**** ENTRIES SUPPLIED
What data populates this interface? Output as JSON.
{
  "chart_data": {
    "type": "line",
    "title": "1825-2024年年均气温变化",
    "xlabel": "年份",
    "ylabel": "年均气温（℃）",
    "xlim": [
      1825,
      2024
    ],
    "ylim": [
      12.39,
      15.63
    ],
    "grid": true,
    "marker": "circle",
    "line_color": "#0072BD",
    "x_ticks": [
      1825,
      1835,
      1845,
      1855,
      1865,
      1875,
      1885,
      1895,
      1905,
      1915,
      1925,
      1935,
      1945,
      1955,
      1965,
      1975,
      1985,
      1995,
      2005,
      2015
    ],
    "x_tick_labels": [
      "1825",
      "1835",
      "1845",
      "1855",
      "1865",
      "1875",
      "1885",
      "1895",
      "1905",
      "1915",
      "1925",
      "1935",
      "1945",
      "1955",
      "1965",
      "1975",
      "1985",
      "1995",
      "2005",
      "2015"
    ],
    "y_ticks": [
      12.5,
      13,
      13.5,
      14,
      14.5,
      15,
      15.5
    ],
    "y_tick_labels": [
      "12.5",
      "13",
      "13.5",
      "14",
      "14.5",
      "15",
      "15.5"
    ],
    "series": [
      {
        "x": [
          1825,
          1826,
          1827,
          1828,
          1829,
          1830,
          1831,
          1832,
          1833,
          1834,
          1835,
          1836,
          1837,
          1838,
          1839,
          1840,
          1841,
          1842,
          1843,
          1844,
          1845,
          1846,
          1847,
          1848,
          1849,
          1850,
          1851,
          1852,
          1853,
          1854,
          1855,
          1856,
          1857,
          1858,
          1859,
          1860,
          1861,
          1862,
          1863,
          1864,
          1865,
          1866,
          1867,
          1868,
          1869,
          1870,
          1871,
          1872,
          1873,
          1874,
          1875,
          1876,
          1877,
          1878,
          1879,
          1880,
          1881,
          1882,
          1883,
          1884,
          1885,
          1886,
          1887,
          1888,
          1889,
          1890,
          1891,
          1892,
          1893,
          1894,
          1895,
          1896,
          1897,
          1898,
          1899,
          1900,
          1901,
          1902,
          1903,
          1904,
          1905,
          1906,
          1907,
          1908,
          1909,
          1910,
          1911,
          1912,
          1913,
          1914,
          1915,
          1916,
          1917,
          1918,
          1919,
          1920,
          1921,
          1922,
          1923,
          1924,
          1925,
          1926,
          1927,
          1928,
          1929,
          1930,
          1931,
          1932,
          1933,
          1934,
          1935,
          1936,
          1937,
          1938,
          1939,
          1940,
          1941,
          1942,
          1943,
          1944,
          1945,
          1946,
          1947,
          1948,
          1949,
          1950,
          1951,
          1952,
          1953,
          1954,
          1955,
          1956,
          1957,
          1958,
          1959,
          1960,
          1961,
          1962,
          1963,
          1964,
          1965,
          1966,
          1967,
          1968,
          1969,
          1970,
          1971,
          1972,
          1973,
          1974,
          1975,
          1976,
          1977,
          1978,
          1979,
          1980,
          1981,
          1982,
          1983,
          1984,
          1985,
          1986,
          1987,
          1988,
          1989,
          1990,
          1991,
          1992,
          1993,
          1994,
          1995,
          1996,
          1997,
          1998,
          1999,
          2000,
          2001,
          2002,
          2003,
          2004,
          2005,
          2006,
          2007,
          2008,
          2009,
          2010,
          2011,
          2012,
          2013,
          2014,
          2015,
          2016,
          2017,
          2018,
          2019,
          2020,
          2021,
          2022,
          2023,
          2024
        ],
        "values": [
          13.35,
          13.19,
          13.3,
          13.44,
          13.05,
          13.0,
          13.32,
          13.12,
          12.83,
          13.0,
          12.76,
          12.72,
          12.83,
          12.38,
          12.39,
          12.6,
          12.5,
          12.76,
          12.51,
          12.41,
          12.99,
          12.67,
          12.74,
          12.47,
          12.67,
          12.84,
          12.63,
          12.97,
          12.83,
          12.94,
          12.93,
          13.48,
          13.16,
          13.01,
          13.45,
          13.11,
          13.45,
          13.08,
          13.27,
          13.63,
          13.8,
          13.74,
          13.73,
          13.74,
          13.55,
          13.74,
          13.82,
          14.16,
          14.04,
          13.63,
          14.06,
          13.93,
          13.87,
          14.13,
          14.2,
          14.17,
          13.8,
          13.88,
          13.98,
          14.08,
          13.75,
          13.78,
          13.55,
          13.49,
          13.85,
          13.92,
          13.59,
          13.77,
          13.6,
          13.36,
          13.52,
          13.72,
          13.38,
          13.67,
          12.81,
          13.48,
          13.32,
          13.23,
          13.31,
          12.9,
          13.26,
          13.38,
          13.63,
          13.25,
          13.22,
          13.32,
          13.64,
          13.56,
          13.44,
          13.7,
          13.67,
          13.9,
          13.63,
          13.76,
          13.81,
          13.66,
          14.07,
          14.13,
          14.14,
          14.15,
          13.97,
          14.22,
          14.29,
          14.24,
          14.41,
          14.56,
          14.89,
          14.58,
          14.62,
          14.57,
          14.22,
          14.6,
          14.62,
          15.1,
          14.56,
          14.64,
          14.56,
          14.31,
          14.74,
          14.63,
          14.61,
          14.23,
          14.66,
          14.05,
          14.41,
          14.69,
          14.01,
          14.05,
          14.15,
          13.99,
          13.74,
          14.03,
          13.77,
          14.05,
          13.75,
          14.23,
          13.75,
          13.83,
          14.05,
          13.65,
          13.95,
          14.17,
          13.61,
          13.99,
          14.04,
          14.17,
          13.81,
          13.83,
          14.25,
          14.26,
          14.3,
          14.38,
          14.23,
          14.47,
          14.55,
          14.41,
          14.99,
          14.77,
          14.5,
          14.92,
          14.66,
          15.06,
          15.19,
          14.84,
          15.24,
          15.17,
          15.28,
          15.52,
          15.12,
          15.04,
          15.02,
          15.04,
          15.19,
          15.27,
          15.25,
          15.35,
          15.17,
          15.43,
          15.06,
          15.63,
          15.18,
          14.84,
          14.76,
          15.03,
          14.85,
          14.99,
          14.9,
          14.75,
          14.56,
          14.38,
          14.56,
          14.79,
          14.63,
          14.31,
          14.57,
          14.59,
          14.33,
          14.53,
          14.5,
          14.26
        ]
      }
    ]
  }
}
********
__CHALLENGE__
Every record above should be copied exactly.

__EXERCISE RESPONSE__
What data populates this interface? Output as JSON.
{
  "chart_data": {
    "type": "line",
    "title": "1825-2024年年均气温变化",
    "xlabel": "年份",
    "ylabel": "年均气温（℃）",
    "xlim": [
      1825,
      2024
    ],
    "ylim": [
      12.39,
      15.63
    ],
    "grid": true,
    "marker": "circle",
    "line_color": "#0072BD",
    "x_ticks": [
      1825,
      1835,
      1845,
      1855,
      1865,
      1875,
      1885,
      1895,
      1905,
      1915,
      1925,
      1935,
      1945,
      1955,
      1965,
      1975,
      1985,
      1995,
      2005,
      2015
    ],
    "x_tick_labels": [
      "1825",
      "1835",
      "1845",
      "1855",
      "1865",
      "1875",
      "1885",
      "1895",
      "1905",
      "1915",
      "1925",
      "1935",
      "1945",
      "1955",
      "1965",
      "1975",
      "1985",
      "1995",
      "2005",
      "2015"
    ],
    "y_ticks": [
      12.5,
      13,
      13.5,
      14,
      14.5,
      15,
      15.5
    ],
    "y_tick_labels": [
      "12.5",
      "13",
      "13.5",
      "14",
      "14.5",
      "15",
      "15.5"
    ],
    "series": [
      {
        "x": [
          1825,
          1826,
          1827,
          1828,
          1829,
          1830,
          1831,
          1832,
          1833,
          1834,
          1835,
          1836,
          1837,
          1838,
          1839,
          1840,
          1841,
          1842,
          1843,
          1844,
          1845,
          1846,
          1847,
          1848,
          1849,
          1850,
          1851,
          1852,
          1853,
          1854,
          1855,
          1856,
          1857,
          1858,
          1859,
          1860,
          1861,
          1862,
          1863,
          1864,
          1865,
          1866,
          1867,
          1868,
          1869,
          1870,
          1871,
          1872,
          1873,
          1874,
          1875,
          1876,
          1877,
          1878,
          1879,
          1880,
          1881,
          1882,
          1883,
          1884,
          1885,
          1886,
          1887,
          1888,
          1889,
          1890,
          1891,
          1892,
          1893,
          1894,
          1895,
          1896,
          1897,
          1898,
          1899,
          1900,
          1901,
          1902,
          1903,
          1904,
          1905,
          1906,
          1907,
          1908,
          1909,
          1910,
          1911,
          1912,
          1913,
          1914,
          1915,
          1916,
          1917,
          1918,
          1919,
          1920,
          1921,
          1922,
          1923,
          1924,
          1925,
          1926,
          1927,
          1928,
          1929,
          1930,
          1931,
          1932,
          1933,
          1934,
          1935,
          1936,
          1937,
          1938,
          1939,
          1940,
          1941,
          1942,
          1943,
          1944,
          1945,
          1946,
          1947,
          1948,
          1949,
          1950,
          1951,
          1952,
          1953,
          1954,
          1955,
          1956,
          1957,
          1958,
          1959,
          1960,
          1961,
          1962,
          1963,
          1964,
          1965,
          1966,
          1967,
          1968,
          1969,
          1970,
          1971,
          1972,
          1973,
          1974,
          1975,
          1976,
          1977,
          1978,
          1979,
          1980,
          1981,
          1982,
          1983,
          1984,
          1985,
          1986,
          1987,
          1988,
          1989,
          1990,
          1991,
          1992,
          1993,
          1994,
          1995,
          1996,
          1997,
          1998,
          1999,
          2000,
          2001,
          2002,
          2003,
          2004,
          2005,
          2006,
          2007,
          2008,
          2009,
          2010,
          2011,
          2012,
          2013,
          2014,
          2015,
          2016,
          2017,
          2018,
          2019,
          2020,
          2021,
          2022,
          2023,
          2024
        ],
        "values": [
          13.35,
          13.19,
          13.3,
          13.44,
          13.05,
          13.0,
          13.32,
          13.12,
          12.83,
          13.0,
          12.76,
          12.72,
          12.83,
          12.38,
          12.39,
          12.6,
          12.5,
          12.76,
          12.51,
          12.41,
          12.99,
          12.67,
          12.74,
          12.47,
          12.67,
          12.84,
          12.63,
          12.97,
          12.83,
          12.94,
          12.93,
          13.48,
          13.16,
          13.01,
          13.45,
          13.11,
          13.45,
          13.08,
          13.27,
          13.63,
          13.8,
          13.74,
          13.73,
          13.74,
          13.55,
          13.74,
          13.82,
          14.16,
          14.04,
          13.63,
          14.06,
          13.93,
          13.87,
          14.13,
          14.2,
          14.17,
          13.8,
          13.88,
          13.98,
          14.08,
          13.75,
          13.78,
          13.55,
          13.49,
          13.85,
          13.92,
          13.59,
          13.77,
          13.6,
          13.36,
          13.52,
          13.72,
          13.38,
          13.67,
          12.81,
          13.48,
          13.32,
          13.23,
          13.31,
          12.9,
          13.26,
          13.38,
          13.63,
          13.25,
          13.22,
          13.32,
          13.64,
          13.56,
          13.44,
          13.7,
          13.67,
          13.9,
          13.63,
          13.76,
          13.81,
          13.66,
          14.07,
          14.13,
          14.14,
          14.15,
          13.97,
          14.22,
          14.29,
          14.24,
          14.41,
          14.56,
          14.89,
          14.58,
          14.62,
          14.57,
          14.22,
          14.6,
          14.62,
          15.1,
          14.56,
          14.64,
          14.56,
          14.31,
          14.74,
          14.63,
          14.61,
          14.23,
          14.66,
          14.05,
          14.41,
          14.69,
          14.01,
          14.05,
          14.15,
          13.99,
          13.74,
          14.03,
          13.77,
          14.05,
          13.75,
          14.23,
          13.75,
          13.83,
          14.05,
          13.65,
          13.95,
          14.17,
          13.61,
          13.99,
          14.04,
          14.17,
          13.81,
          13.83,
          14.25,
          14.26,
          14.3,
          14.38,
          14.23,
          14.47,
          14.55,
          14.41,
          14.99,
          14.77,
          14.5,
          14.92,
          14.66,
          15.06,
          15.19,
          14.84,
          15.24,
          15.17,
          15.28,
          15.52,
          15.12,
          15.04,
          15.02,
          15.04,
          15.19,
          15.27,
          15.25,
          15.35,
          15.17,
          15.43,
          15.06,
          15.63,
          15.18,
          14.84,
          14.76,
          15.03,
          14.85,
          14.99,
          14.9,
          14.75,
          14.56,
          14.38,
          14.56,
          14.79,
          14.63,
          14.31,
          14.57,
          14.59,
          14.33,
          14.53,
          14.5,
          14.26
        ]
      }
    ]
  }
}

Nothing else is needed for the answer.